(Records for this exercise)
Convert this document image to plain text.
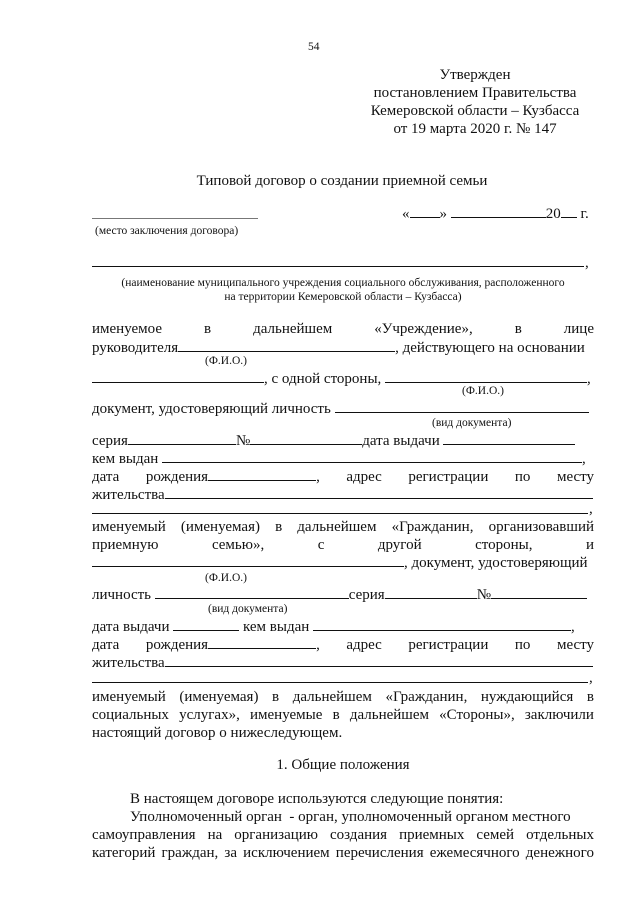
54
Утвержден
постановлением Правительства
Кемеровской области – Кузбасса
от 19 марта 2020 г. № 147
Типовой договор о создании приемной семьи
« »	20 г.
(место заключения договора)
,
(наименование муниципального учреждения социального обслуживания, расположенного
на территории Кемеровской области – Кузбасса)
именуемое	в	дальнейшем	«Учреждение»,	в	лице
руководителя	, действующего на основании
(Ф.И.О.)
, с одной стороны,	,
(Ф.И.О.)
документ, удостоверяющий личность
(вид документа)
серия	№	дата выдачи
кем выдан	,
дата рождения	, адрес регистрации по месту
жительства
,
именуемый (именуемая) в дальнейшем «Гражданин, организовавший
приемную	семью»,	с	другой	стороны,	и
, документ, удостоверяющий
(Ф.И.О.)
личность	серия	№
(вид документа)
дата выдачи	кем выдан	,
дата рождения	, адрес регистрации по месту
жительства
,
именуемый (именуемая) в дальнейшем «Гражданин, нуждающийся в
социальных услугах», именуемые в дальнейшем «Стороны», заключили
настоящий договор о нижеследующем.
1. Общие положения
В настоящем договоре используются следующие понятия:
Уполномоченный орган  - орган, уполномоченный органом местного
самоуправления на организацию создания приемных семей отдельных
категорий граждан, за исключением перечисления ежемесячного денежного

(Task objective) Leave the pictures out and reproduce each record exactly as written.

(The completed task)
Convert this document image to plain text.
54
Утвержден
постановлением Правительства
Кемеровской области – Кузбасса
от 19 марта 2020 г. № 147
Типовой договор о создании приемной семьи
« »	20 г.
(место заключения договора)
,
(наименование муниципального учреждения социального обслуживания, расположенного
на территории Кемеровской области – Кузбасса)
именуемое	в	дальнейшем	«Учреждение»,	в	лице
руководителя	, действующего на основании
(Ф.И.О.)
, с одной стороны,	,
(Ф.И.О.)
документ, удостоверяющий личность
(вид документа)
серия	№	дата выдачи
кем выдан	,
дата рождения	, адрес регистрации по месту
жительства
,
именуемый (именуемая) в дальнейшем «Гражданин, организовавший
приемную	семью»,	с	другой	стороны,	и
, документ, удостоверяющий
(Ф.И.О.)
личность	серия	№
(вид документа)
дата выдачи	кем выдан	,
дата рождения	, адрес регистрации по месту
жительства
,
именуемый (именуемая) в дальнейшем «Гражданин, нуждающийся в
социальных услугах», именуемые в дальнейшем «Стороны», заключили
настоящий договор о нижеследующем.
1. Общие положения
В настоящем договоре используются следующие понятия:
Уполномоченный орган  - орган, уполномоченный органом местного
самоуправления на организацию создания приемных семей отдельных
категорий граждан, за исключением перечисления ежемесячного денежного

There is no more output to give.